- _What you will do_: Reproduce the material in full, unchanged.

- _Given data_:

◇ ◇ ◇ ◇ ◇ ◇ ◇

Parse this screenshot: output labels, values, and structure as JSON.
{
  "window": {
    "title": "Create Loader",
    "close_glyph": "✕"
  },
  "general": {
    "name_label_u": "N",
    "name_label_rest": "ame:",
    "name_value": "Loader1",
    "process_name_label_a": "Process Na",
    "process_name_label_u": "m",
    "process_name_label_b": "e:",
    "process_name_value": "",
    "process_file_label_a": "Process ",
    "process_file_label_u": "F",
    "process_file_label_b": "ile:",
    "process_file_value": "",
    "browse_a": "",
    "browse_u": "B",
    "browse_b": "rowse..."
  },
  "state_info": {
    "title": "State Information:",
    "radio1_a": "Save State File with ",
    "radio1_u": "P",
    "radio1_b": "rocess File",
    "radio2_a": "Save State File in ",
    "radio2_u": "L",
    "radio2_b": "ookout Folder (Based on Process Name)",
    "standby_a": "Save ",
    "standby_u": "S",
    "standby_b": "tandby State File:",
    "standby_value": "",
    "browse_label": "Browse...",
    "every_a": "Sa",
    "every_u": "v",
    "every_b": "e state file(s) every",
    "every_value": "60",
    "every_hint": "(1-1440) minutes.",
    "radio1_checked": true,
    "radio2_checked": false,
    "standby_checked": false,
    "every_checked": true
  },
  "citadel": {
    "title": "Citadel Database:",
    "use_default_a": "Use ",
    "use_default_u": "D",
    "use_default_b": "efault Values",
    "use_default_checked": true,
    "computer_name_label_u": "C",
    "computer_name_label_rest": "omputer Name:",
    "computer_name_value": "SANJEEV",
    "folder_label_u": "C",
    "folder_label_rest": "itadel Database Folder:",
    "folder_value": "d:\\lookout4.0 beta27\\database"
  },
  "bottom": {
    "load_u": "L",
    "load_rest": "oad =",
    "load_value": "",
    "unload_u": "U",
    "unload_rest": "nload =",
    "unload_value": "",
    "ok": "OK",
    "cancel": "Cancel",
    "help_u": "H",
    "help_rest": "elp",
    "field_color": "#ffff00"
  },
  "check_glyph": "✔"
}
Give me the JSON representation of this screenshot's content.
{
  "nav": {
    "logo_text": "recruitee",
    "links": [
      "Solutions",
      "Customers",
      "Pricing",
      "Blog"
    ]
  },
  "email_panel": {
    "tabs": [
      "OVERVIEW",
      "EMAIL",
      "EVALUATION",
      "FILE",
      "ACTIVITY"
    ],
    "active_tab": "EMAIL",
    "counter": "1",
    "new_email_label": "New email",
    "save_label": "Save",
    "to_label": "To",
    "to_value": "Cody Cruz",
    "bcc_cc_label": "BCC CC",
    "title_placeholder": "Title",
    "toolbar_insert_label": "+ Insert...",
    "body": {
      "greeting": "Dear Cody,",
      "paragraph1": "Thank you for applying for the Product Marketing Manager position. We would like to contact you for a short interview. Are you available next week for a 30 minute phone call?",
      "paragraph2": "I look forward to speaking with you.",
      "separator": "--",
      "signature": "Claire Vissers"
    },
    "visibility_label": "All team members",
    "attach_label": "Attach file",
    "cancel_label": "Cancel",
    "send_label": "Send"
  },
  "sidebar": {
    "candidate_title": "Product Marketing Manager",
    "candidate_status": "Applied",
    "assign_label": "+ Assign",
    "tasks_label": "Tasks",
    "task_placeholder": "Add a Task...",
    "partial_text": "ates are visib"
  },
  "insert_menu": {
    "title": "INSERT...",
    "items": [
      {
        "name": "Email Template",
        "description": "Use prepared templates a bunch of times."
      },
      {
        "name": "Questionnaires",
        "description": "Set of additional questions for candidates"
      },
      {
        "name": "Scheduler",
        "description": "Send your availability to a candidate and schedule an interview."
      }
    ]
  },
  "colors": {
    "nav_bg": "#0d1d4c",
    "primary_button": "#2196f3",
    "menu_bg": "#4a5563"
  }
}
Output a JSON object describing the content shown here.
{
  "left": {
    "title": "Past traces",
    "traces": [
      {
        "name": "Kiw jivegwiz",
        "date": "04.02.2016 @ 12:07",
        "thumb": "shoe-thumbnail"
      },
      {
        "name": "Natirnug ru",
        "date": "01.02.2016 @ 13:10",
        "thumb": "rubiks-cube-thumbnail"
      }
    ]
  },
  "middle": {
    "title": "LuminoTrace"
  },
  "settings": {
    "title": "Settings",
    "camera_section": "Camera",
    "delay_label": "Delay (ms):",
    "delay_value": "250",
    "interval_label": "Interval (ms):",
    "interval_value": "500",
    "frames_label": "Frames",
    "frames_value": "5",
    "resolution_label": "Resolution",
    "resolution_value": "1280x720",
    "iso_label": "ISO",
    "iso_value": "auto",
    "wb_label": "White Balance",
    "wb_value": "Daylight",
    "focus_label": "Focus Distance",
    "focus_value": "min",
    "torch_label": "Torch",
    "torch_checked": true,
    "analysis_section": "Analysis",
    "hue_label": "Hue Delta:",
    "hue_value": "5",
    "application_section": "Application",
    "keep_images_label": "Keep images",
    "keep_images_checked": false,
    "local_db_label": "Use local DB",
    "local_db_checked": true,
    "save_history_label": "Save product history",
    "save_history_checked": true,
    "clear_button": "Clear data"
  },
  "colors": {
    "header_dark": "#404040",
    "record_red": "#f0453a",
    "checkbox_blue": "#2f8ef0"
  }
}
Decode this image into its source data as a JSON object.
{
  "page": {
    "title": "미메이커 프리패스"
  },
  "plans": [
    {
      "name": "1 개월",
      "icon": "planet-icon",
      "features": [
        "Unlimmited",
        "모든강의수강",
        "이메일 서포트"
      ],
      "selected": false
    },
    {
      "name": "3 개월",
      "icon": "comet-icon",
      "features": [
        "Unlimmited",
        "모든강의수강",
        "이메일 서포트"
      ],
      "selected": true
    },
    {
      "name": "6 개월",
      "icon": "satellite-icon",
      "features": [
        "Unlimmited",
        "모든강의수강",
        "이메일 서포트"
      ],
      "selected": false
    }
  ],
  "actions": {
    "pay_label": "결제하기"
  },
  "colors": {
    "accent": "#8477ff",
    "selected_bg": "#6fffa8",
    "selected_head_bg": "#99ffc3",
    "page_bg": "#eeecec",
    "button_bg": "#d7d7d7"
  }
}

◇ ◇ ◇ ◇ ◇ ◇ ◇

- _The reply_:
Parse this screenshot: output labels, values, and structure as JSON.
{
  "window": {
    "title": "Create Loader",
    "close_glyph": "✕"
  },
  "general": {
    "name_label_u": "N",
    "name_label_rest": "ame:",
    "name_value": "Loader1",
    "process_name_label_a": "Process Na",
    "process_name_label_u": "m",
    "process_name_label_b": "e:",
    "process_name_value": "",
    "process_file_label_a": "Process ",
    "process_file_label_u": "F",
    "process_file_label_b": "ile:",
    "process_file_value": "",
    "browse_a": "",
    "browse_u": "B",
    "browse_b": "rowse..."
  },
  "state_info": {
    "title": "State Information:",
    "radio1_a": "Save State File with ",
    "radio1_u": "P",
    "radio1_b": "rocess File",
    "radio2_a": "Save State File in ",
    "radio2_u": "L",
    "radio2_b": "ookout Folder (Based on Process Name)",
    "standby_a": "Save ",
    "standby_u": "S",
    "standby_b": "tandby State File:",
    "standby_value": "",
    "browse_label": "Browse...",
    "every_a": "Sa",
    "every_u": "v",
    "every_b": "e state file(s) every",
    "every_value": "60",
    "every_hint": "(1-1440) minutes.",
    "radio1_checked": true,
    "radio2_checked": false,
    "standby_checked": false,
    "every_checked": true
  },
  "citadel": {
    "title": "Citadel Database:",
    "use_default_a": "Use ",
    "use_default_u": "D",
    "use_default_b": "efault Values",
    "use_default_checked": true,
    "computer_name_label_u": "C",
    "computer_name_label_rest": "omputer Name:",
    "computer_name_value": "SANJEEV",
    "folder_label_u": "C",
    "folder_label_rest": "itadel Database Folder:",
    "folder_value": "d:\\lookout4.0 beta27\\database"
  },
  "bottom": {
    "load_u": "L",
    "load_rest": "oad =",
    "load_value": "",
    "unload_u": "U",
    "unload_rest": "nload =",
    "unload_value": "",
    "ok": "OK",
    "cancel": "Cancel",
    "help_u": "H",
    "help_rest": "elp",
    "field_color": "#ffff00"
  },
  "check_glyph": "✔"
}
Give me the JSON representation of this screenshot's content.
{
  "nav": {
    "logo_text": "recruitee",
    "links": [
      "Solutions",
      "Customers",
      "Pricing",
      "Blog"
    ]
  },
  "email_panel": {
    "tabs": [
      "OVERVIEW",
      "EMAIL",
      "EVALUATION",
      "FILE",
      "ACTIVITY"
    ],
    "active_tab": "EMAIL",
    "counter": "1",
    "new_email_label": "New email",
    "save_label": "Save",
    "to_label": "To",
    "to_value": "Cody Cruz",
    "bcc_cc_label": "BCC CC",
    "title_placeholder": "Title",
    "toolbar_insert_label": "+ Insert...",
    "body": {
      "greeting": "Dear Cody,",
      "paragraph1": "Thank you for applying for the Product Marketing Manager position. We would like to contact you for a short interview. Are you available next week for a 30 minute phone call?",
      "paragraph2": "I look forward to speaking with you.",
      "separator": "--",
      "signature": "Claire Vissers"
    },
    "visibility_label": "All team members",
    "attach_label": "Attach file",
    "cancel_label": "Cancel",
    "send_label": "Send"
  },
  "sidebar": {
    "candidate_title": "Product Marketing Manager",
    "candidate_status": "Applied",
    "assign_label": "+ Assign",
    "tasks_label": "Tasks",
    "task_placeholder": "Add a Task...",
    "partial_text": "ates are visib"
  },
  "insert_menu": {
    "title": "INSERT...",
    "items": [
      {
        "name": "Email Template",
        "description": "Use prepared templates a bunch of times."
      },
      {
        "name": "Questionnaires",
        "description": "Set of additional questions for candidates"
      },
      {
        "name": "Scheduler",
        "description": "Send your availability to a candidate and schedule an interview."
      }
    ]
  },
  "colors": {
    "nav_bg": "#0d1d4c",
    "primary_button": "#2196f3",
    "menu_bg": "#4a5563"
  }
}
Output a JSON object describing the content shown here.
{
  "left": {
    "title": "Past traces",
    "traces": [
      {
        "name": "Kiw jivegwiz",
        "date": "04.02.2016 @ 12:07",
        "thumb": "shoe-thumbnail"
      },
      {
        "name": "Natirnug ru",
        "date": "01.02.2016 @ 13:10",
        "thumb": "rubiks-cube-thumbnail"
      }
    ]
  },
  "middle": {
    "title": "LuminoTrace"
  },
  "settings": {
    "title": "Settings",
    "camera_section": "Camera",
    "delay_label": "Delay (ms):",
    "delay_value": "250",
    "interval_label": "Interval (ms):",
    "interval_value": "500",
    "frames_label": "Frames",
    "frames_value": "5",
    "resolution_label": "Resolution",
    "resolution_value": "1280x720",
    "iso_label": "ISO",
    "iso_value": "auto",
    "wb_label": "White Balance",
    "wb_value": "Daylight",
    "focus_label": "Focus Distance",
    "focus_value": "min",
    "torch_label": "Torch",
    "torch_checked": true,
    "analysis_section": "Analysis",
    "hue_label": "Hue Delta:",
    "hue_value": "5",
    "application_section": "Application",
    "keep_images_label": "Keep images",
    "keep_images_checked": false,
    "local_db_label": "Use local DB",
    "local_db_checked": true,
    "save_history_label": "Save product history",
    "save_history_checked": true,
    "clear_button": "Clear data"
  },
  "colors": {
    "header_dark": "#404040",
    "record_red": "#f0453a",
    "checkbox_blue": "#2f8ef0"
  }
}
Decode this image into its source data as a JSON object.
{
  "page": {
    "title": "미메이커 프리패스"
  },
  "plans": [
    {
      "name": "1 개월",
      "icon": "planet-icon",
      "features": [
        "Unlimmited",
        "모든강의수강",
        "이메일 서포트"
      ],
      "selected": false
    },
    {
      "name": "3 개월",
      "icon": "comet-icon",
      "features": [
        "Unlimmited",
        "모든강의수강",
        "이메일 서포트"
      ],
      "selected": true
    },
    {
      "name": "6 개월",
      "icon": "satellite-icon",
      "features": [
        "Unlimmited",
        "모든강의수강",
        "이메일 서포트"
      ],
      "selected": false
    }
  ],
  "actions": {
    "pay_label": "결제하기"
  },
  "colors": {
    "accent": "#8477ff",
    "selected_bg": "#6fffa8",
    "selected_head_bg": "#99ffc3",
    "page_bg": "#eeecec",
    "button_bg": "#d7d7d7"
  }
}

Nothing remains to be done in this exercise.